■ DOCUMENT SECTION
"Google Is Bottom Funnel" - And 30+ Brands at $1M/mo Disagree
"Google Ads is purely bottom funnel."
We've heard it in Slack channels. In agency pitch decks. On Twitter threads that rack up engagement because the claim feels right. It sounds sophisticated. It sounds like something a smart marketer would say.
It's also wrong.
We've scaled 30+ e-commerce brands past $1M/month in revenue with Google as their primary channel. Not a supporting channel. Not a "capture whatever Meta missed" channel. The primary growth engine.
The myth persists because most brands only use 15-20% of what Google actually offers. They run Shopping campaigns, maybe some branded Search, and draw their conclusions from that narrow slice. Then they go online and declare the entire platform "bottom funnel."
That's like test-driving a car in first gear and concluding it's slow.

■ SHORT EXERCISE 1
Reproduce word for word the part of the rows that opens with the first line and closes with the line containing "byline: Developed by", both included.

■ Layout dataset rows
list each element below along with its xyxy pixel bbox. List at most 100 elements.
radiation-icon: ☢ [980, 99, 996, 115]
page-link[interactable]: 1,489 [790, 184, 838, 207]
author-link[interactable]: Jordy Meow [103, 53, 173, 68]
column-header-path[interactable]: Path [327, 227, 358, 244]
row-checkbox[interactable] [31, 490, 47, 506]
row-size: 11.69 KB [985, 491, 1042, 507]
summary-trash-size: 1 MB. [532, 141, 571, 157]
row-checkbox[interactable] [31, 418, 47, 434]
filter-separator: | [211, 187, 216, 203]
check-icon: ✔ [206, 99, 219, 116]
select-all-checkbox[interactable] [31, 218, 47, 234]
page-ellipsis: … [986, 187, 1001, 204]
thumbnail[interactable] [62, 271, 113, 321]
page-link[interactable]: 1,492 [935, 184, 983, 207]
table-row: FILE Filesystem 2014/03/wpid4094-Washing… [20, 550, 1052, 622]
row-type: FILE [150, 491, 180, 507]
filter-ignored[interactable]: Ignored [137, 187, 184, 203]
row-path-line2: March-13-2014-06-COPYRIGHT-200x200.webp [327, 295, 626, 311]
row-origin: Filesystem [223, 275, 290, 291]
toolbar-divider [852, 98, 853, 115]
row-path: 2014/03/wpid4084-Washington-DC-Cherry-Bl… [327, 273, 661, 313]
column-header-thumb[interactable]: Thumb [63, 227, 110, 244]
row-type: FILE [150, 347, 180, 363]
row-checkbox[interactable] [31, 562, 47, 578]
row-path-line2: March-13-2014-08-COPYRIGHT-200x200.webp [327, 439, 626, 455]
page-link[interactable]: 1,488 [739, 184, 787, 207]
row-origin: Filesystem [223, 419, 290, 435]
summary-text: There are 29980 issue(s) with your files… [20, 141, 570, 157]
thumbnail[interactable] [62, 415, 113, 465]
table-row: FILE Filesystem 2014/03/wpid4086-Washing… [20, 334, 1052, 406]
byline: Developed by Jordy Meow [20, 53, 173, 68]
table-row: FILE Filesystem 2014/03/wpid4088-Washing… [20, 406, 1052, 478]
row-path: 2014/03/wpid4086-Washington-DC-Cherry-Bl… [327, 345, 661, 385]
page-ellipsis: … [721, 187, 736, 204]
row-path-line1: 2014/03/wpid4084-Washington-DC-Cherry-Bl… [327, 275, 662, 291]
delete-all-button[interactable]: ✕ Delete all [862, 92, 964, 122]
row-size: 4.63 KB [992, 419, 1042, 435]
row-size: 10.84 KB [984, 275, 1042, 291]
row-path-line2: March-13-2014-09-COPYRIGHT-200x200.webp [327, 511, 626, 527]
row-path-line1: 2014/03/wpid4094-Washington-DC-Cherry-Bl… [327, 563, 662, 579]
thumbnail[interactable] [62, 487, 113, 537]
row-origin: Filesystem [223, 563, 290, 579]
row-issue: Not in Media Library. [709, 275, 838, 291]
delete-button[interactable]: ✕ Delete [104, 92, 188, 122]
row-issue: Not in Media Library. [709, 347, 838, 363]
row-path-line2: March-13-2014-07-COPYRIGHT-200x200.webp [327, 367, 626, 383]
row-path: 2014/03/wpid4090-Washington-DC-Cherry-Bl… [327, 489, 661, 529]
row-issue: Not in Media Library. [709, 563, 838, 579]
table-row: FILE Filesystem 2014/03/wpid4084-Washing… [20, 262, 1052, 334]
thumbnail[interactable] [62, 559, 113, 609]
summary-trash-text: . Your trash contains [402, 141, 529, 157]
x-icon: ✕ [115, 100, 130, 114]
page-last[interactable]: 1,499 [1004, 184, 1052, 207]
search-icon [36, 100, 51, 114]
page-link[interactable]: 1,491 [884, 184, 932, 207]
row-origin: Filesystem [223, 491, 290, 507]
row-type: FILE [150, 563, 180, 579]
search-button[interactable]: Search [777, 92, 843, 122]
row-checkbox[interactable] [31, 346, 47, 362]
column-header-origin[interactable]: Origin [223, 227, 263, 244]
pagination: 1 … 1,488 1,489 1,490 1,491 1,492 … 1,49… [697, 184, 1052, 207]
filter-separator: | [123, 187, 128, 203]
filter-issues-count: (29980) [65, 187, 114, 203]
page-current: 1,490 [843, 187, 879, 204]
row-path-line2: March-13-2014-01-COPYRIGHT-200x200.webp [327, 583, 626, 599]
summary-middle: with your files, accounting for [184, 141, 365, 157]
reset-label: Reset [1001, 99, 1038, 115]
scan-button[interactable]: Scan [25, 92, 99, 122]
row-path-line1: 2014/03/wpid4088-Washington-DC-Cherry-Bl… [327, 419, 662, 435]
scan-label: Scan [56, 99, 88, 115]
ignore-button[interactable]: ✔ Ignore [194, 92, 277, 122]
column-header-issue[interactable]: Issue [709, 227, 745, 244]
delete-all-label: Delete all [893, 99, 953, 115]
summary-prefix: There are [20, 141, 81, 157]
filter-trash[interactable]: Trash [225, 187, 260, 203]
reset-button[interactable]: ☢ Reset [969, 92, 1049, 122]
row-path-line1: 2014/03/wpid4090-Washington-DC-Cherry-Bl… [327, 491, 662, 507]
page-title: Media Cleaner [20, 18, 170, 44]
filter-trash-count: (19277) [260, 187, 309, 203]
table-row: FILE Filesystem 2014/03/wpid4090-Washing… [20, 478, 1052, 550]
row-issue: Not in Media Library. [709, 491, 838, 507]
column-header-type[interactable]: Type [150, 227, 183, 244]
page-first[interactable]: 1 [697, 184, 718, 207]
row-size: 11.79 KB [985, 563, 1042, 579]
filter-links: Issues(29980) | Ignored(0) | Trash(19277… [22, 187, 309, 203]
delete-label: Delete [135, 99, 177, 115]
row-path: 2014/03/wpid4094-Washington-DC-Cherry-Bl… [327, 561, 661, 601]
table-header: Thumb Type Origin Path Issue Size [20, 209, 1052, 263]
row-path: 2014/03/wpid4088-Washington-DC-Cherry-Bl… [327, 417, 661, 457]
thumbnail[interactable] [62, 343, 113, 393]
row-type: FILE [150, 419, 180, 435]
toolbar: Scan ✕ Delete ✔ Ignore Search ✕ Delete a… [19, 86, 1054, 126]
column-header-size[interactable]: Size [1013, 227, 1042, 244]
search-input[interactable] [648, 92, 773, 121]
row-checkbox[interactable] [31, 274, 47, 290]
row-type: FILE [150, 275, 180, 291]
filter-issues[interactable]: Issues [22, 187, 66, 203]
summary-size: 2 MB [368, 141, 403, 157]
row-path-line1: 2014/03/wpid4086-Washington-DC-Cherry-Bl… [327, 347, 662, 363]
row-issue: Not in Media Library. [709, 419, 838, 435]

■ SHORT EXERCISE 2
Do these statements agree with the post about Google as a bottom-funnel channel? Answer yes or no for each and quote the deciding words. (a) Google served as the primary channel for more than 30 e-commerce brands scaled past $1M/month. (b) Most brands use more than half of what Google offers. (c) The post accepts the claim that Google Ads is purely bottom funnel.

■ FULL ANSWER 1
list each element below along with its xyxy pixel bbox. List at most 100 elements.
radiation-icon: ☢ [980, 99, 996, 115]
page-link[interactable]: 1,489 [790, 184, 838, 207]
author-link[interactable]: Jordy Meow [103, 53, 173, 68]
column-header-path[interactable]: Path [327, 227, 358, 244]
row-checkbox[interactable] [31, 490, 47, 506]
row-size: 11.69 KB [985, 491, 1042, 507]
summary-trash-size: 1 MB. [532, 141, 571, 157]
row-checkbox[interactable] [31, 418, 47, 434]
filter-separator: | [211, 187, 216, 203]
check-icon: ✔ [206, 99, 219, 116]
select-all-checkbox[interactable] [31, 218, 47, 234]
page-ellipsis: … [986, 187, 1001, 204]
thumbnail[interactable] [62, 271, 113, 321]
page-link[interactable]: 1,492 [935, 184, 983, 207]
table-row: FILE Filesystem 2014/03/wpid4094-Washing… [20, 550, 1052, 622]
row-type: FILE [150, 491, 180, 507]
filter-ignored[interactable]: Ignored [137, 187, 184, 203]
row-path-line2: March-13-2014-06-COPYRIGHT-200x200.webp [327, 295, 626, 311]
row-origin: Filesystem [223, 275, 290, 291]
toolbar-divider [852, 98, 853, 115]
row-path: 2014/03/wpid4084-Washington-DC-Cherry-Bl… [327, 273, 661, 313]
column-header-thumb[interactable]: Thumb [63, 227, 110, 244]
row-type: FILE [150, 347, 180, 363]
row-checkbox[interactable] [31, 562, 47, 578]
row-path-line2: March-13-2014-08-COPYRIGHT-200x200.webp [327, 439, 626, 455]
page-link[interactable]: 1,488 [739, 184, 787, 207]
row-origin: Filesystem [223, 419, 290, 435]
summary-text: There are 29980 issue(s) with your files… [20, 141, 570, 157]
thumbnail[interactable] [62, 415, 113, 465]
table-row: FILE Filesystem 2014/03/wpid4086-Washing… [20, 334, 1052, 406]
byline: Developed by Jordy Meow [20, 53, 173, 68]

■ FULL ANSWER 2
(a) Yes: "We've scaled 30+ e-commerce brands past $1M/month in revenue with Google as their primary channel."
(b) No: "most brands only use 15-20% of what Google actually offers."
(c) No: "It's also wrong."